* Start *

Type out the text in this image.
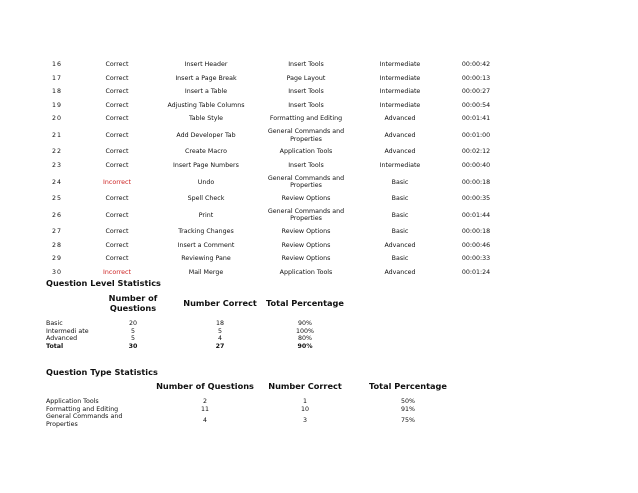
16	Correct	Insert Header	Insert Tools	Intermediate	00:00:42
17	Correct	Insert a Page Break	Page Layout	Intermediate	00:00:13
18	Correct	Insert a Table	Insert Tools	Intermediate	00:00:27
19	Correct	Adjusting Table Columns	Insert Tools	Intermediate	00:00:54
20	Correct	Table Style	Formatting and Editing	Advanced	00:01:41
21	Correct	Add Developer Tab	General Commands and Properties	Advanced	00:01:00
22	Correct	Create Macro	Application Tools	Advanced	00:02:12
23	Correct	Insert Page Numbers	Insert Tools	Intermediate	00:00:40
24	Incorrect	Undo	General Commands and Properties	Basic	00:00:18
25	Correct	Spell Check	Review Options	Basic	00:00:35
26	Correct	Print	General Commands and Properties	Basic	00:01:44
27	Correct	Tracking Changes	Review Options	Basic	00:00:18
28	Correct	Insert a Comment	Review Options	Advanced	00:00:46
29	Correct	Reviewing Pane	Review Options	Basic	00:00:33
30	Incorrect	Mail Merge	Application Tools	Advanced	00:01:24
Question Level Statistics
	Number of Questions	Number Correct	Total Percentage
Basic	20	18	90%
Intermedi ate	5	5	100%
Advanced	5	4	80%
Total	30	27	90%
Question Type Statistics
	Number of Questions	Number Correct	Total Percentage
Application Tools	2	1	50%
Formatting and Editing	11	10	91%
General Commands and Properties	4	3	75%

* End *

■ **Written task**: Determine how many lines of the listing hold the word "Basic" and reply with that figure alone.

■ **Solution for this problem**: 6